Information provided —
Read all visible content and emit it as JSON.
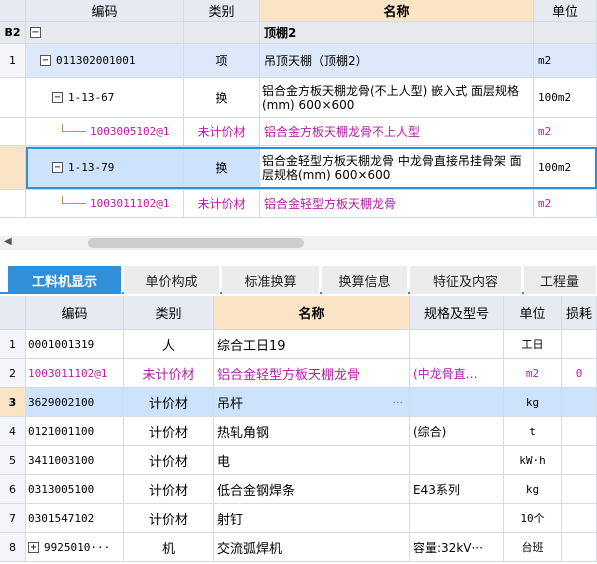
{
  "top_grid": {
    "headers": {
      "code": "编码",
      "type": "类别",
      "name": "名称",
      "unit": "单位"
    },
    "rows": [
      {
        "num": "B2",
        "code": "",
        "type": "",
        "name": "顶棚2",
        "unit": "",
        "toggle": "−"
      },
      {
        "num": "1",
        "code": "011302001001",
        "type": "项",
        "name": "吊顶天棚（顶棚2）",
        "unit": "m2",
        "toggle": "−"
      },
      {
        "num": "",
        "code": "1-13-67",
        "type": "换",
        "name": "铝合金方板天棚龙骨(不上人型) 嵌入式 面层规格(mm) 600×600",
        "unit": "100m2",
        "toggle": "−"
      },
      {
        "num": "",
        "code": "1003005102@1",
        "type": "未计价材",
        "name": "铝合金方板天棚龙骨不上人型",
        "unit": "m2"
      },
      {
        "num": "",
        "code": "1-13-79",
        "type": "换",
        "name": "铝合金轻型方板天棚龙骨 中龙骨直接吊挂骨架 面层规格(mm) 600×600",
        "unit": "100m2",
        "toggle": "−"
      },
      {
        "num": "",
        "code": "1003011102@1",
        "type": "未计价材",
        "name": "铝合金轻型方板天棚龙骨",
        "unit": "m2"
      }
    ]
  },
  "tabs": [
    "工料机显示",
    "单价构成",
    "标准换算",
    "换算信息",
    "特征及内容",
    "工程量"
  ],
  "bottom_grid": {
    "headers": {
      "code": "编码",
      "type": "类别",
      "name": "名称",
      "spec": "规格及型号",
      "unit": "单位",
      "loss": "损耗"
    },
    "rows": [
      {
        "num": "1",
        "code": "0001001319",
        "type": "人",
        "name": "综合工日19",
        "spec": "",
        "unit": "工日",
        "loss": ""
      },
      {
        "num": "2",
        "code": "1003011102@1",
        "type": "未计价材",
        "name": "铝合金轻型方板天棚龙骨",
        "spec": "(中龙骨直…",
        "unit": "m2",
        "loss": "0"
      },
      {
        "num": "3",
        "code": "3629002100",
        "type": "计价材",
        "name": "吊杆",
        "spec": "",
        "unit": "kg",
        "loss": ""
      },
      {
        "num": "4",
        "code": "0121001100",
        "type": "计价材",
        "name": "热轧角钢",
        "spec": "(综合)",
        "unit": "t",
        "loss": ""
      },
      {
        "num": "5",
        "code": "3411003100",
        "type": "计价材",
        "name": "电",
        "spec": "",
        "unit": "kW·h",
        "loss": ""
      },
      {
        "num": "6",
        "code": "0313005100",
        "type": "计价材",
        "name": "低合金钢焊条",
        "spec": "E43系列",
        "unit": "kg",
        "loss": ""
      },
      {
        "num": "7",
        "code": "0301547102",
        "type": "计价材",
        "name": "射钉",
        "spec": "",
        "unit": "10个",
        "loss": ""
      },
      {
        "num": "8",
        "code": "9925010···",
        "type": "机",
        "name": "交流弧焊机",
        "spec": "容量:32kV···",
        "unit": "台班",
        "loss": "",
        "toggle": "+"
      }
    ],
    "ellipsis": "···"
  },
  "colors": {
    "accent": "#2f8fd8",
    "purple": "#b51fa8",
    "header_bg": "#e6eaf1",
    "name_header_bg": "#fbe3c6",
    "selected_bg": "#cde3fb"
  }
}
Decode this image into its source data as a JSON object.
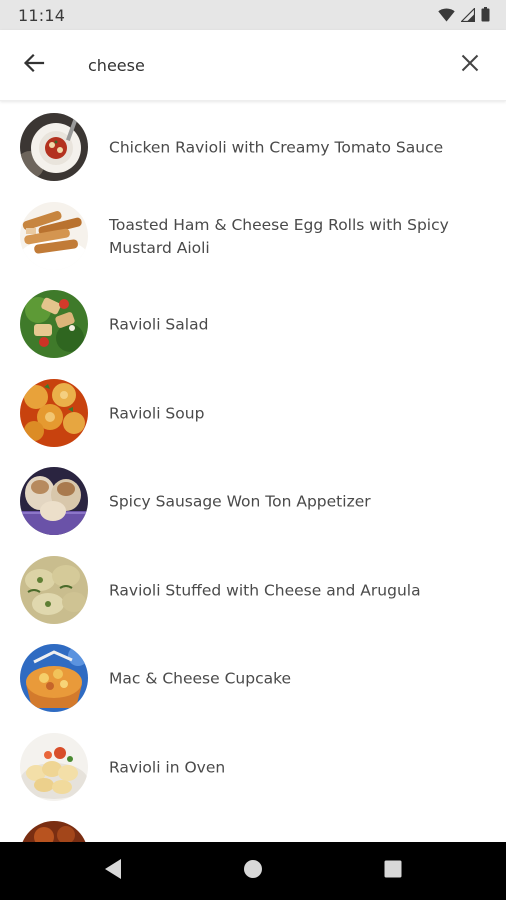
{
  "status_bar": {
    "time": "11:14",
    "icons": [
      "wifi-icon",
      "signal-icon",
      "battery-icon"
    ]
  },
  "search": {
    "query": "cheese",
    "back_icon": "arrow-left-icon",
    "clear_icon": "close-icon"
  },
  "results": [
    {
      "title": "Chicken Ravioli with Creamy Tomato Sauce",
      "thumb": "plated-ravioli"
    },
    {
      "title": "Toasted Ham & Cheese Egg Rolls with Spicy Mustard Aioli",
      "thumb": "egg-rolls"
    },
    {
      "title": "Ravioli Salad",
      "thumb": "salad"
    },
    {
      "title": "Ravioli Soup",
      "thumb": "soup"
    },
    {
      "title": "Spicy Sausage Won Ton Appetizer",
      "thumb": "won-ton"
    },
    {
      "title": "Ravioli Stuffed with Cheese and Arugula",
      "thumb": "stuffed-ravioli"
    },
    {
      "title": "Mac & Cheese Cupcake",
      "thumb": "mac-cupcake"
    },
    {
      "title": "Ravioli in Oven",
      "thumb": "oven-ravioli"
    },
    {
      "title": "",
      "thumb": "partial"
    }
  ],
  "nav_bar": {
    "icons": [
      "back-triangle-icon",
      "home-circle-icon",
      "recents-square-icon"
    ]
  }
}
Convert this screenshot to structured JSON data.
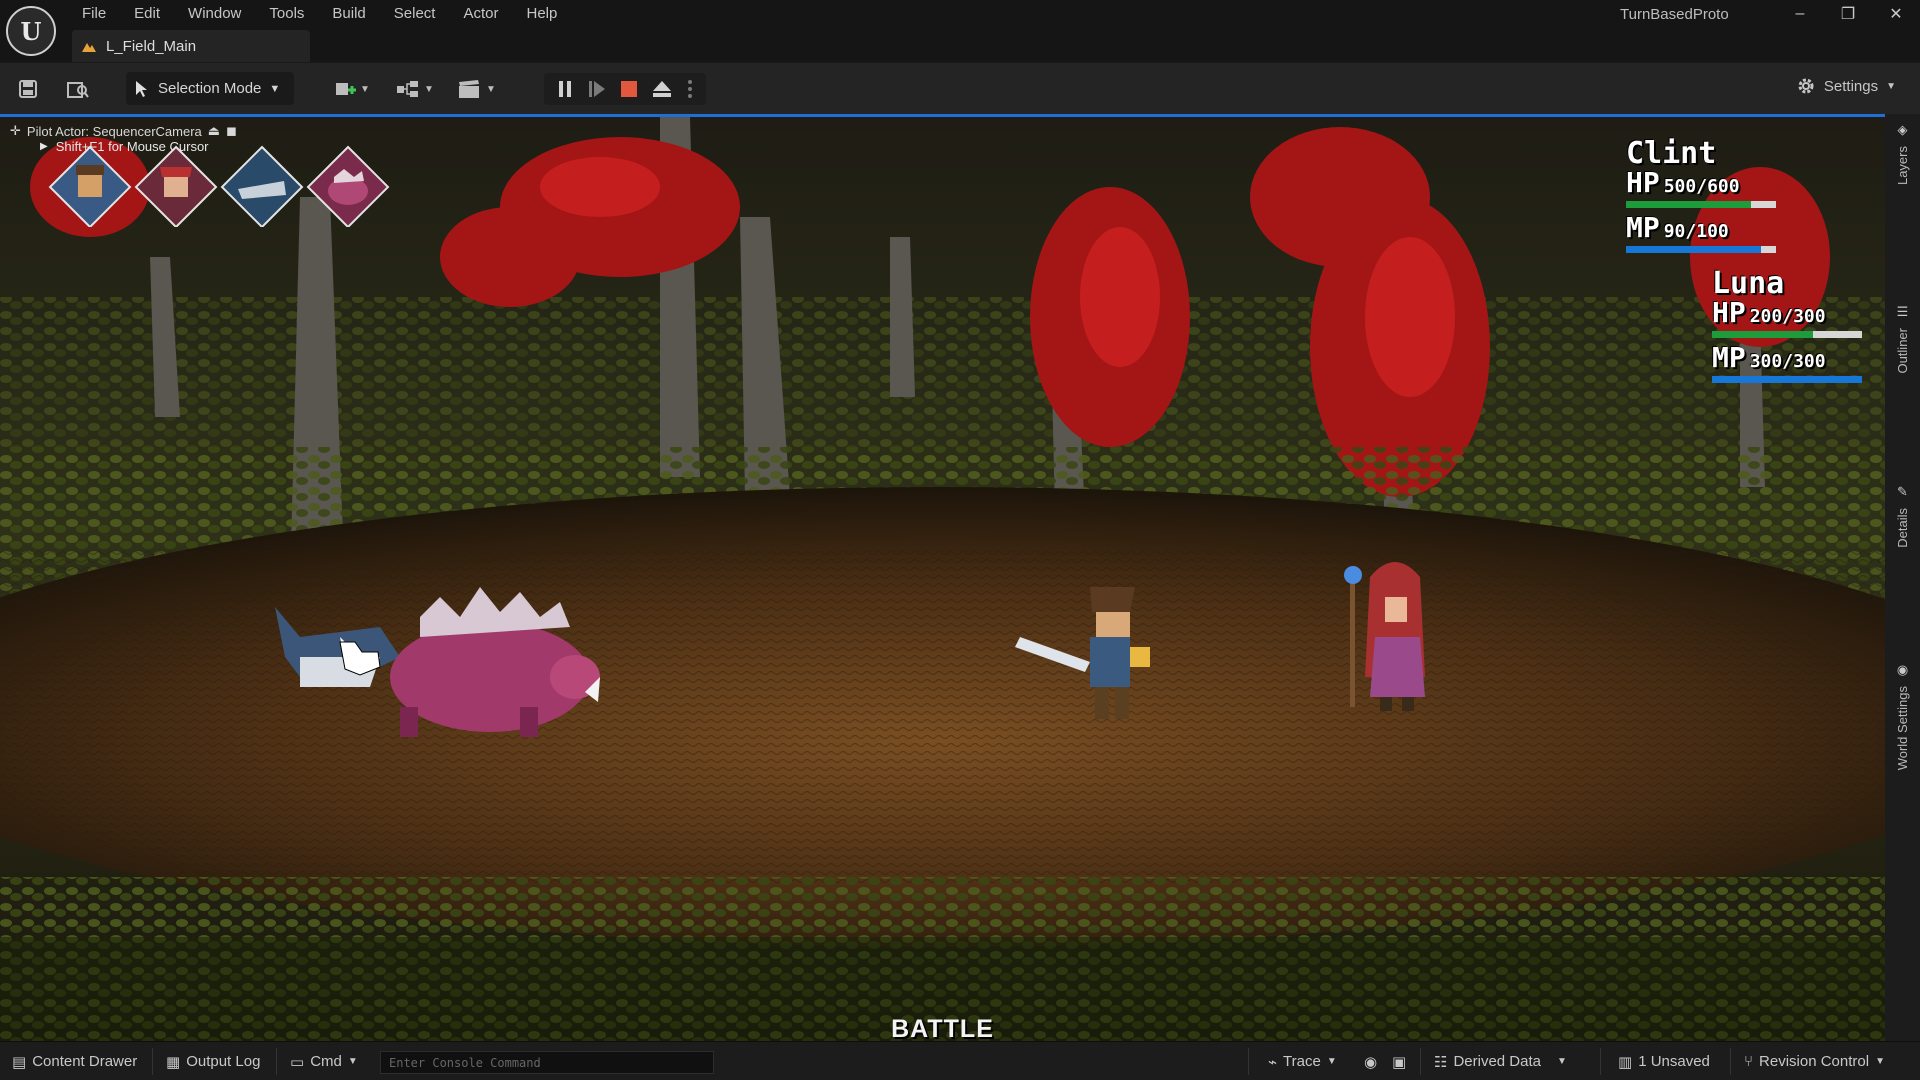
{
  "app": {
    "logo_glyph": "U",
    "menu": [
      "File",
      "Edit",
      "Window",
      "Tools",
      "Build",
      "Select",
      "Actor",
      "Help"
    ],
    "project_name": "TurnBasedProto",
    "level_tab": "L_Field_Main",
    "window_controls": {
      "minimize": "–",
      "restore": "❐",
      "close": "✕"
    }
  },
  "toolbar": {
    "mode_label": "Selection Mode",
    "settings_label": "Settings",
    "icons": [
      "save-icon",
      "content-browser-icon",
      "add-actor-icon",
      "blueprint-icon",
      "cinematics-icon",
      "pause-icon",
      "step-icon",
      "stop-icon",
      "eject-icon",
      "more-icon",
      "settings-icon"
    ]
  },
  "viewport": {
    "pilot_label": "Pilot Actor: SequencerCamera",
    "mouse_hint": "Shift+F1 for Mouse Cursor",
    "turn_order": [
      "hero-portrait",
      "mage-portrait",
      "wolf-portrait",
      "boar-portrait"
    ],
    "battle_label": "BATTLE"
  },
  "party": [
    {
      "name": "Clint",
      "hp_label": "HP",
      "hp": "500/600",
      "hp_ratio": 0.83,
      "mp_label": "MP",
      "mp": "90/100",
      "mp_ratio": 0.9
    },
    {
      "name": "Luna",
      "hp_label": "HP",
      "hp": "200/300",
      "hp_ratio": 0.67,
      "mp_label": "MP",
      "mp": "300/300",
      "mp_ratio": 1.0
    }
  ],
  "side_panel": [
    "Layers",
    "Outliner",
    "Details",
    "World Settings"
  ],
  "statusbar": {
    "content_drawer": "Content Drawer",
    "output_log": "Output Log",
    "cmd": "Cmd",
    "console_placeholder": "Enter Console Command",
    "trace": "Trace",
    "derived_data": "Derived Data",
    "unsaved": "1 Unsaved",
    "revision_control": "Revision Control"
  },
  "colors": {
    "accent_blue": "#1f6fd8",
    "hp_green": "#1d9c3b",
    "mp_blue": "#1777d6",
    "stop_red": "#e2583e"
  }
}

Do this —
Repeat the data exactly, excluding the pictures.

Result of the exercise —
Read all visible content and emit it as JSON.
{
  "top_grid": {
    "headers": {
      "code": "编码",
      "type": "类别",
      "name": "名称",
      "unit": "单位"
    },
    "rows": [
      {
        "num": "B2",
        "code": "",
        "type": "",
        "name": "顶棚2",
        "unit": "",
        "toggle": "−"
      },
      {
        "num": "1",
        "code": "011302001001",
        "type": "项",
        "name": "吊顶天棚（顶棚2）",
        "unit": "m2",
        "toggle": "−"
      },
      {
        "num": "",
        "code": "1-13-67",
        "type": "换",
        "name": "铝合金方板天棚龙骨(不上人型) 嵌入式 面层规格(mm) 600×600",
        "unit": "100m2",
        "toggle": "−"
      },
      {
        "num": "",
        "code": "1003005102@1",
        "type": "未计价材",
        "name": "铝合金方板天棚龙骨不上人型",
        "unit": "m2"
      },
      {
        "num": "",
        "code": "1-13-79",
        "type": "换",
        "name": "铝合金轻型方板天棚龙骨 中龙骨直接吊挂骨架 面层规格(mm) 600×600",
        "unit": "100m2",
        "toggle": "−"
      },
      {
        "num": "",
        "code": "1003011102@1",
        "type": "未计价材",
        "name": "铝合金轻型方板天棚龙骨",
        "unit": "m2"
      }
    ]
  },
  "tabs": [
    "工料机显示",
    "单价构成",
    "标准换算",
    "换算信息",
    "特征及内容",
    "工程量"
  ],
  "bottom_grid": {
    "headers": {
      "code": "编码",
      "type": "类别",
      "name": "名称",
      "spec": "规格及型号",
      "unit": "单位",
      "loss": "损耗"
    },
    "rows": [
      {
        "num": "1",
        "code": "0001001319",
        "type": "人",
        "name": "综合工日19",
        "spec": "",
        "unit": "工日",
        "loss": ""
      },
      {
        "num": "2",
        "code": "1003011102@1",
        "type": "未计价材",
        "name": "铝合金轻型方板天棚龙骨",
        "spec": "(中龙骨直…",
        "unit": "m2",
        "loss": "0"
      },
      {
        "num": "3",
        "code": "3629002100",
        "type": "计价材",
        "name": "吊杆",
        "spec": "",
        "unit": "kg",
        "loss": ""
      },
      {
        "num": "4",
        "code": "0121001100",
        "type": "计价材",
        "name": "热轧角钢",
        "spec": "(综合)",
        "unit": "t",
        "loss": ""
      },
      {
        "num": "5",
        "code": "3411003100",
        "type": "计价材",
        "name": "电",
        "spec": "",
        "unit": "kW·h",
        "loss": ""
      },
      {
        "num": "6",
        "code": "0313005100",
        "type": "计价材",
        "name": "低合金钢焊条",
        "spec": "E43系列",
        "unit": "kg",
        "loss": ""
      },
      {
        "num": "7",
        "code": "0301547102",
        "type": "计价材",
        "name": "射钉",
        "spec": "",
        "unit": "10个",
        "loss": ""
      },
      {
        "num": "8",
        "code": "9925010···",
        "type": "机",
        "name": "交流弧焊机",
        "spec": "容量:32kV···",
        "unit": "台班",
        "loss": "",
        "toggle": "+"
      }
    ],
    "ellipsis": "···"
  },
  "colors": {
    "accent": "#2f8fd8",
    "purple": "#b51fa8",
    "header_bg": "#e6eaf1",
    "name_header_bg": "#fbe3c6",
    "selected_bg": "#cde3fb"
  }
}
Decode this image into its source data as a JSON object.
{
  "status_bar": {
    "time": "11:14",
    "icons": [
      "wifi-icon",
      "signal-icon",
      "battery-icon"
    ]
  },
  "search": {
    "query": "cheese",
    "back_icon": "arrow-left-icon",
    "clear_icon": "close-icon"
  },
  "results": [
    {
      "title": "Chicken Ravioli with Creamy Tomato Sauce",
      "thumb": "plated-ravioli"
    },
    {
      "title": "Toasted Ham & Cheese Egg Rolls with Spicy Mustard Aioli",
      "thumb": "egg-rolls"
    },
    {
      "title": "Ravioli Salad",
      "thumb": "salad"
    },
    {
      "title": "Ravioli Soup",
      "thumb": "soup"
    },
    {
      "title": "Spicy Sausage Won Ton Appetizer",
      "thumb": "won-ton"
    },
    {
      "title": "Ravioli Stuffed with Cheese and Arugula",
      "thumb": "stuffed-ravioli"
    },
    {
      "title": "Mac & Cheese Cupcake",
      "thumb": "mac-cupcake"
    },
    {
      "title": "Ravioli in Oven",
      "thumb": "oven-ravioli"
    },
    {
      "title": "",
      "thumb": "partial"
    }
  ],
  "nav_bar": {
    "icons": [
      "back-triangle-icon",
      "home-circle-icon",
      "recents-square-icon"
    ]
  }
}
Convert this screenshot to structured JSON data.
{
  "app": {
    "logo_glyph": "U",
    "menu": [
      "File",
      "Edit",
      "Window",
      "Tools",
      "Build",
      "Select",
      "Actor",
      "Help"
    ],
    "project_name": "TurnBasedProto",
    "level_tab": "L_Field_Main",
    "window_controls": {
      "minimize": "–",
      "restore": "❐",
      "close": "✕"
    }
  },
  "toolbar": {
    "mode_label": "Selection Mode",
    "settings_label": "Settings",
    "icons": [
      "save-icon",
      "content-browser-icon",
      "add-actor-icon",
      "blueprint-icon",
      "cinematics-icon",
      "pause-icon",
      "step-icon",
      "stop-icon",
      "eject-icon",
      "more-icon",
      "settings-icon"
    ]
  },
  "viewport": {
    "pilot_label": "Pilot Actor: SequencerCamera",
    "mouse_hint": "Shift+F1 for Mouse Cursor",
    "turn_order": [
      "hero-portrait",
      "mage-portrait",
      "wolf-portrait",
      "boar-portrait"
    ],
    "battle_label": "BATTLE"
  },
  "party": [
    {
      "name": "Clint",
      "hp_label": "HP",
      "hp": "500/600",
      "hp_ratio": 0.83,
      "mp_label": "MP",
      "mp": "90/100",
      "mp_ratio": 0.9
    },
    {
      "name": "Luna",
      "hp_label": "HP",
      "hp": "200/300",
      "hp_ratio": 0.67,
      "mp_label": "MP",
      "mp": "300/300",
      "mp_ratio": 1.0
    }
  ],
  "side_panel": [
    "Layers",
    "Outliner",
    "Details",
    "World Settings"
  ],
  "statusbar": {
    "content_drawer": "Content Drawer",
    "output_log": "Output Log",
    "cmd": "Cmd",
    "console_placeholder": "Enter Console Command",
    "trace": "Trace",
    "derived_data": "Derived Data",
    "unsaved": "1 Unsaved",
    "revision_control": "Revision Control"
  },
  "colors": {
    "accent_blue": "#1f6fd8",
    "hp_green": "#1d9c3b",
    "mp_blue": "#1777d6",
    "stop_red": "#e2583e"
  }
}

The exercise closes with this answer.